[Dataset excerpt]
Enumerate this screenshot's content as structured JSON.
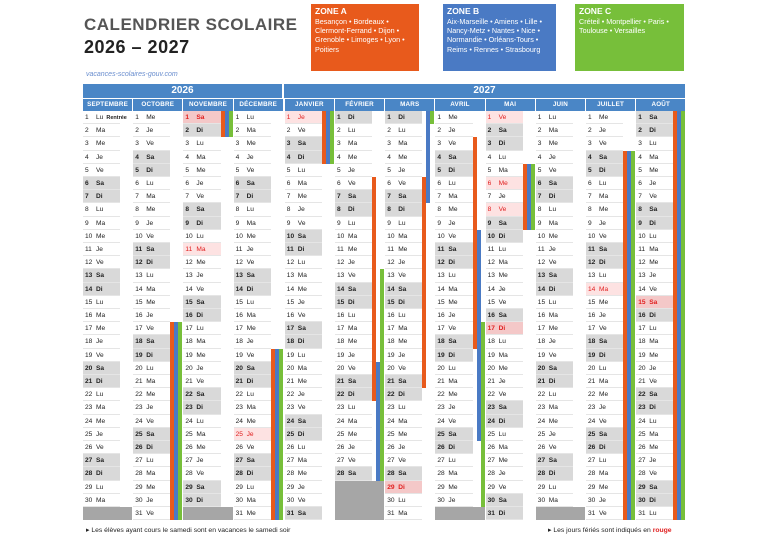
{
  "title": {
    "line1": "CALENDRIER SCOLAIRE",
    "line2": "2026 – 2027"
  },
  "zones": [
    {
      "id": "A",
      "name": "ZONE A",
      "cities": "Besançon • Bordeaux • Clermont-Ferrand • Dijon • Grenoble • Limoges • Lyon • Poitiers",
      "color": "#e85a1c"
    },
    {
      "id": "B",
      "name": "ZONE B",
      "cities": "Aix-Marseille • Amiens • Lille • Nancy-Metz • Nantes • Nice • Normandie • Orléans-Tours • Reims • Rennes • Strasbourg",
      "color": "#4a7ac4"
    },
    {
      "id": "C",
      "name": "ZONE C",
      "cities": "Créteil • Montpellier • Paris • Toulouse • Versailles",
      "color": "#77bf3a"
    }
  ],
  "site": "vacances-scolaires-gouv.com",
  "years": [
    "2026",
    "2027"
  ],
  "rentree_label": "Rentrée",
  "months": [
    {
      "name": "SEPTEMBRE",
      "days": 30,
      "start": 1,
      "holidays": []
    },
    {
      "name": "OCTOBRE",
      "days": 31,
      "start": 3,
      "holidays": []
    },
    {
      "name": "NOVEMBRE",
      "days": 30,
      "start": 6,
      "holidays": [
        1,
        11
      ]
    },
    {
      "name": "DÉCEMBRE",
      "days": 31,
      "start": 1,
      "holidays": [
        25
      ]
    },
    {
      "name": "JANVIER",
      "days": 31,
      "start": 4,
      "holidays": [
        1
      ]
    },
    {
      "name": "FÉVRIER",
      "days": 28,
      "start": 0,
      "holidays": []
    },
    {
      "name": "MARS",
      "days": 31,
      "start": 0,
      "holidays": [
        29
      ]
    },
    {
      "name": "AVRIL",
      "days": 30,
      "start": 3,
      "holidays": []
    },
    {
      "name": "MAI",
      "days": 31,
      "start": 5,
      "holidays": [
        1,
        6,
        8,
        17
      ]
    },
    {
      "name": "JUIN",
      "days": 30,
      "start": 1,
      "holidays": []
    },
    {
      "name": "JUILLET",
      "days": 31,
      "start": 3,
      "holidays": [
        14
      ]
    },
    {
      "name": "AOÛT",
      "days": 31,
      "start": 6,
      "holidays": [
        15
      ]
    }
  ],
  "day_abbr": [
    "Di",
    "Lu",
    "Ma",
    "Me",
    "Je",
    "Ve",
    "Sa"
  ],
  "vacations": [
    {
      "zone": "A",
      "month": 1,
      "from": 17,
      "to": 31
    },
    {
      "zone": "B",
      "month": 1,
      "from": 17,
      "to": 31
    },
    {
      "zone": "C",
      "month": 1,
      "from": 17,
      "to": 31
    },
    {
      "zone": "A",
      "month": 2,
      "from": 1,
      "to": 2
    },
    {
      "zone": "B",
      "month": 2,
      "from": 1,
      "to": 2
    },
    {
      "zone": "C",
      "month": 2,
      "from": 1,
      "to": 2
    },
    {
      "zone": "A",
      "month": 3,
      "from": 19,
      "to": 31
    },
    {
      "zone": "B",
      "month": 3,
      "from": 19,
      "to": 31
    },
    {
      "zone": "C",
      "month": 3,
      "from": 19,
      "to": 31
    },
    {
      "zone": "A",
      "month": 4,
      "from": 1,
      "to": 4
    },
    {
      "zone": "B",
      "month": 4,
      "from": 1,
      "to": 4
    },
    {
      "zone": "C",
      "month": 4,
      "from": 1,
      "to": 4
    },
    {
      "zone": "A",
      "month": 5,
      "from": 6,
      "to": 22
    },
    {
      "zone": "B",
      "month": 5,
      "from": 20,
      "to": 28
    },
    {
      "zone": "C",
      "month": 5,
      "from": 13,
      "to": 28
    },
    {
      "zone": "C",
      "month": 6,
      "from": 1,
      "to": 1
    },
    {
      "zone": "A",
      "month": 6,
      "from": 6,
      "to": 21
    },
    {
      "zone": "B",
      "month": 6,
      "from": 1,
      "to": 7
    },
    {
      "zone": "A",
      "month": 7,
      "from": 3,
      "to": 18
    },
    {
      "zone": "B",
      "month": 7,
      "from": 10,
      "to": 25
    },
    {
      "zone": "C",
      "month": 7,
      "from": 17,
      "to": 30
    },
    {
      "zone": "A",
      "month": 8,
      "from": 5,
      "to": 9
    },
    {
      "zone": "B",
      "month": 8,
      "from": 5,
      "to": 9
    },
    {
      "zone": "C",
      "month": 8,
      "from": 5,
      "to": 9
    },
    {
      "zone": "A",
      "month": 10,
      "from": 4,
      "to": 31
    },
    {
      "zone": "B",
      "month": 10,
      "from": 4,
      "to": 31
    },
    {
      "zone": "C",
      "month": 10,
      "from": 4,
      "to": 31
    },
    {
      "zone": "A",
      "month": 11,
      "from": 1,
      "to": 31
    },
    {
      "zone": "B",
      "month": 11,
      "from": 1,
      "to": 31
    },
    {
      "zone": "C",
      "month": 11,
      "from": 1,
      "to": 31
    }
  ],
  "footer": {
    "left": "Les élèves ayant cours le samedi sont en vacances le samedi soir",
    "right_prefix": "Les jours fériés sont indiqués en",
    "right_red": "rouge"
  }
}
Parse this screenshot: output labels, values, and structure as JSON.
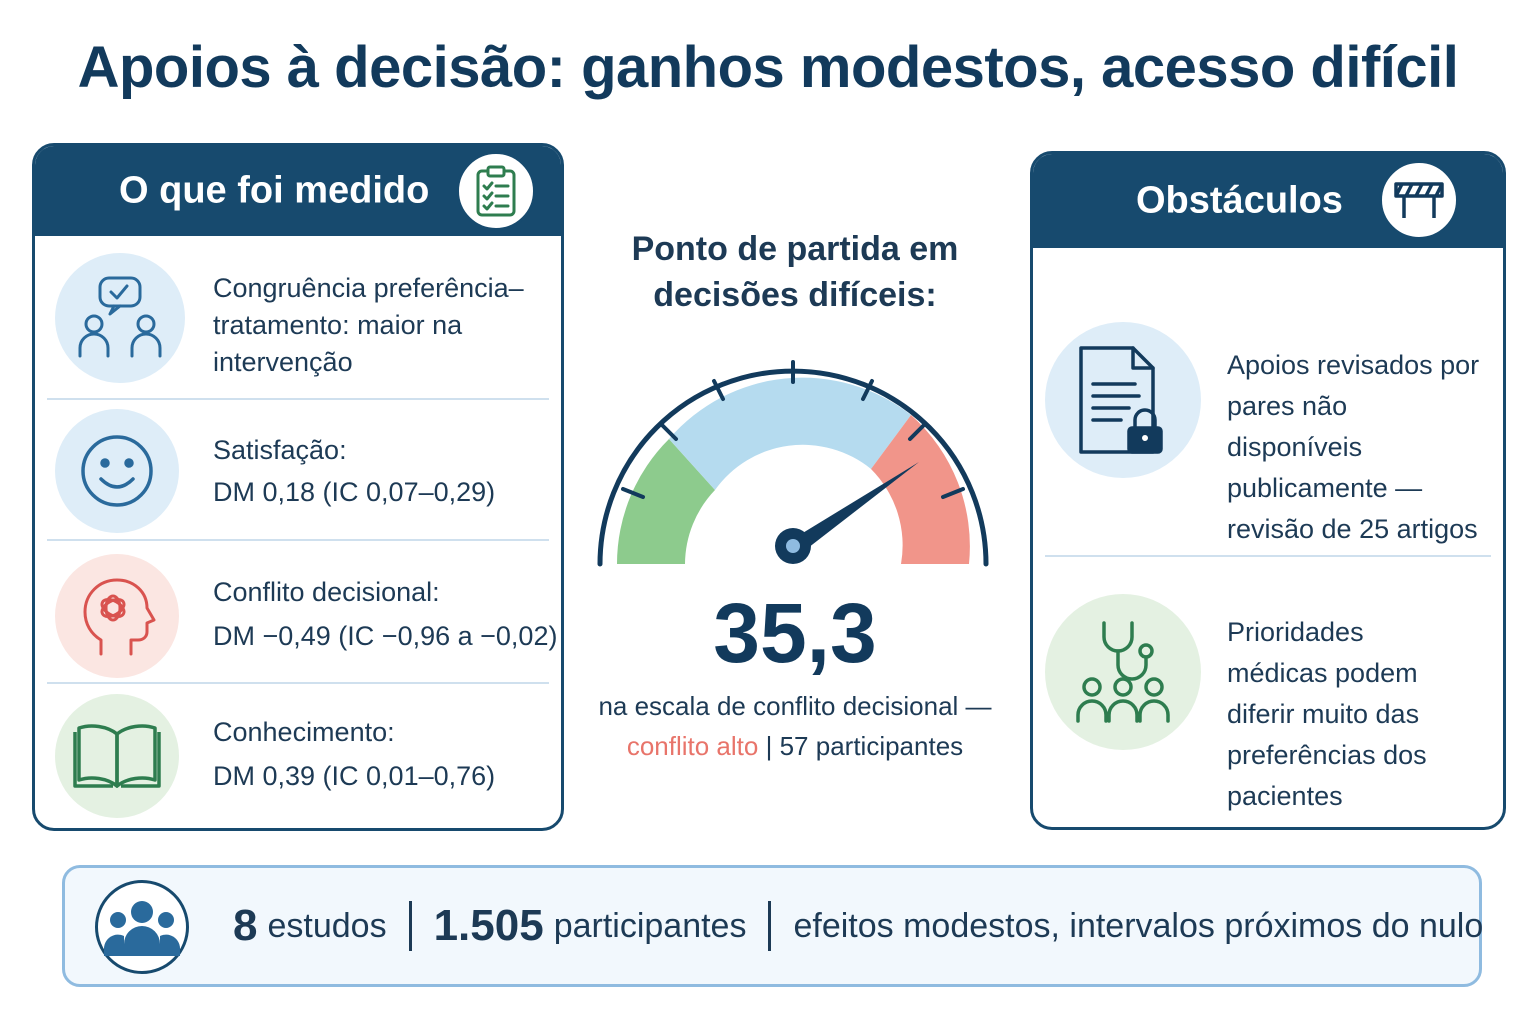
{
  "title": "Apoios à decisão: ganhos modestos, acesso difícil",
  "measured": {
    "heading": "O que foi medido",
    "icon": "clipboard-checklist-icon",
    "items": [
      {
        "icon": "people-chat-check-icon",
        "text": "Congruência preferência–tratamento: maior na intervenção"
      },
      {
        "icon": "smiley-face-icon",
        "label": "Satisfação:",
        "value": "DM 0,18 (IC 0,07–0,29)"
      },
      {
        "icon": "head-tangle-icon",
        "label": "Conflito decisional:",
        "value": "DM −0,49 (IC −0,96 a −0,02)"
      },
      {
        "icon": "open-book-icon",
        "label": "Conhecimento:",
        "value": "DM 0,39 (IC 0,01–0,76)"
      }
    ]
  },
  "gauge": {
    "label_line1": "Ponto de partida em",
    "label_line2": "decisões difíceis:",
    "value": "35,3",
    "caption_line1": "na escala de conflito decisional —",
    "caption_alert": "conflito alto",
    "caption_sep": "|",
    "caption_rest": "57 participantes",
    "colors": {
      "low": "#8dcb8d",
      "mid": "#b5dbef",
      "high": "#f1958a",
      "needle": "#123a5c"
    }
  },
  "obstacles": {
    "heading": "Obstáculos",
    "icon": "barrier-icon",
    "items": [
      {
        "icon": "locked-document-icon",
        "text": "Apoios revisados por pares não disponíveis publicamente — revisão de 25 artigos"
      },
      {
        "icon": "stethoscope-people-icon",
        "text": "Prioridades médicas podem diferir muito das preferências dos pacientes"
      }
    ]
  },
  "footer": {
    "icon": "group-people-icon",
    "studies_num": "8",
    "studies_label": "estudos",
    "participants_num": "1.505",
    "participants_label": "participantes",
    "summary": "efeitos modestos, intervalos próximos do nulo"
  },
  "colors": {
    "navy": "#174a6e",
    "text": "#1d3a55",
    "blue_tint": "#deedf8",
    "red_tint": "#fbe6e2",
    "green_tint": "#e4f1e2"
  }
}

EXERCISE DIRECTIONS -
Give the count of lines in the data above that hold the string "this", with no additional words.

EXERCISE SOLUTION -
2